(Records excerpted from a collection)
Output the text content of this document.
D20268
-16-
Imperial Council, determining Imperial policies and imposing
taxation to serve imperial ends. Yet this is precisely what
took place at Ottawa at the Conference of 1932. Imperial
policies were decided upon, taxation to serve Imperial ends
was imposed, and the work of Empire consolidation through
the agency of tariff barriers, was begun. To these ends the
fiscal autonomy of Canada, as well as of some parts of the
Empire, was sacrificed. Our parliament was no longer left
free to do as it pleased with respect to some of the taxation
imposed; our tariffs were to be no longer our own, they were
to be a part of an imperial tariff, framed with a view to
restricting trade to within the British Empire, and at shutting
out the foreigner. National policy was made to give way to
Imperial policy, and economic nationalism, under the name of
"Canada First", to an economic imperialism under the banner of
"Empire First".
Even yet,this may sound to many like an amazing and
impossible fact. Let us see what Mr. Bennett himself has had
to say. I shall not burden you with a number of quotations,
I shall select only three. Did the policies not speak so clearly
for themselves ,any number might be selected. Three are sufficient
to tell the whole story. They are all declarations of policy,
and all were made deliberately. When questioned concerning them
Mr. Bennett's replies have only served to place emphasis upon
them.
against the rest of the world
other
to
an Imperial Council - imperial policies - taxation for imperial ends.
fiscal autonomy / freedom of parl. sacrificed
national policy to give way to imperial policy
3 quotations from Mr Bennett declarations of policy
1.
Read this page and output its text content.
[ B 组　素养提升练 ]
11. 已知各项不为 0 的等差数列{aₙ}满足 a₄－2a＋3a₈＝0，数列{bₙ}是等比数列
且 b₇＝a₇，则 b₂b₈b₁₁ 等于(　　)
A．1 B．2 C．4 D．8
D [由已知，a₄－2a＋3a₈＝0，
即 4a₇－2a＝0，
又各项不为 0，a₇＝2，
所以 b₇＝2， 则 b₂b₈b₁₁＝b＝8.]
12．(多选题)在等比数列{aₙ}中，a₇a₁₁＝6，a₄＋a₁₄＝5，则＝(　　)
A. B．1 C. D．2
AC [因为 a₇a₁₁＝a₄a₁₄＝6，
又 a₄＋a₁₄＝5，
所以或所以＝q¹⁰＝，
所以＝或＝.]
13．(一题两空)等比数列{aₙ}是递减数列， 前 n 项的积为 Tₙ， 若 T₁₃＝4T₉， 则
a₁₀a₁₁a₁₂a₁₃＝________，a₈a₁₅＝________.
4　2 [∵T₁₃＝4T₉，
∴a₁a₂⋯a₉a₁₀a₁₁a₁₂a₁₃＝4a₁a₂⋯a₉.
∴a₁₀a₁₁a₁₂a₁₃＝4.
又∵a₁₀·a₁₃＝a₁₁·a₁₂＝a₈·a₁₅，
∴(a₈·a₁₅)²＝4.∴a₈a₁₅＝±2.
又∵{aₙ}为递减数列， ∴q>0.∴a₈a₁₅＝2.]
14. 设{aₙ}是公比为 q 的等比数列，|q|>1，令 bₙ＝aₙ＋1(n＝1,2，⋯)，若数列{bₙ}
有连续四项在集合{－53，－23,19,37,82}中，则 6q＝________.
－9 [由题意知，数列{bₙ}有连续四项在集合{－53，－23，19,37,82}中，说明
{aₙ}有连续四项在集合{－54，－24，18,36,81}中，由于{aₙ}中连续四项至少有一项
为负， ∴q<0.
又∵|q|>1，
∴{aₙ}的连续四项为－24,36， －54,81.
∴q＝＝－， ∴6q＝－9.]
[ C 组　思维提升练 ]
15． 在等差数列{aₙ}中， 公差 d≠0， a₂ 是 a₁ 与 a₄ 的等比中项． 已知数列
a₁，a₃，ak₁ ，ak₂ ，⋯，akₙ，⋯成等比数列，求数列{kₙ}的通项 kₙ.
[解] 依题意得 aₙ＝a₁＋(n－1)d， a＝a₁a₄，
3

**WORK TO COMPLETE**
Emit verbatim the lines running from the one with "Read this page and output its text content." through the last line of the data, both endpoints inclusive.

**TASK RESPONSE**
Read this page and output its text content.
[ B 组　素养提升练 ]
11. 已知各项不为 0 的等差数列{aₙ}满足 a₄－2a＋3a₈＝0，数列{bₙ}是等比数列
且 b₇＝a₇，则 b₂b₈b₁₁ 等于(　　)
A．1 B．2 C．4 D．8
D [由已知，a₄－2a＋3a₈＝0，
即 4a₇－2a＝0，
又各项不为 0，a₇＝2，
所以 b₇＝2， 则 b₂b₈b₁₁＝b＝8.]
12．(多选题)在等比数列{aₙ}中，a₇a₁₁＝6，a₄＋a₁₄＝5，则＝(　　)
A. B．1 C. D．2
AC [因为 a₇a₁₁＝a₄a₁₄＝6，
又 a₄＋a₁₄＝5，
所以或所以＝q¹⁰＝，
所以＝或＝.]
13．(一题两空)等比数列{aₙ}是递减数列， 前 n 项的积为 Tₙ， 若 T₁₃＝4T₉， 则
a₁₀a₁₁a₁₂a₁₃＝________，a₈a₁₅＝________.
4　2 [∵T₁₃＝4T₉，
∴a₁a₂⋯a₉a₁₀a₁₁a₁₂a₁₃＝4a₁a₂⋯a₉.
∴a₁₀a₁₁a₁₂a₁₃＝4.
又∵a₁₀·a₁₃＝a₁₁·a₁₂＝a₈·a₁₅，
∴(a₈·a₁₅)²＝4.∴a₈a₁₅＝±2.
又∵{aₙ}为递减数列， ∴q>0.∴a₈a₁₅＝2.]
14. 设{aₙ}是公比为 q 的等比数列，|q|>1，令 bₙ＝aₙ＋1(n＝1,2，⋯)，若数列{bₙ}
有连续四项在集合{－53，－23,19,37,82}中，则 6q＝________.
－9 [由题意知，数列{bₙ}有连续四项在集合{－53，－23，19,37,82}中，说明
{aₙ}有连续四项在集合{－54，－24，18,36,81}中，由于{aₙ}中连续四项至少有一项
为负， ∴q<0.
又∵|q|>1，
∴{aₙ}的连续四项为－24,36， －54,81.
∴q＝＝－， ∴6q＝－9.]
[ C 组　思维提升练 ]
15． 在等差数列{aₙ}中， 公差 d≠0， a₂ 是 a₁ 与 a₄ 的等比中项． 已知数列
a₁，a₃，ak₁ ，ak₂ ，⋯，akₙ，⋯成等比数列，求数列{kₙ}的通项 kₙ.
[解] 依题意得 aₙ＝a₁＋(n－1)d， a＝a₁a₄，
3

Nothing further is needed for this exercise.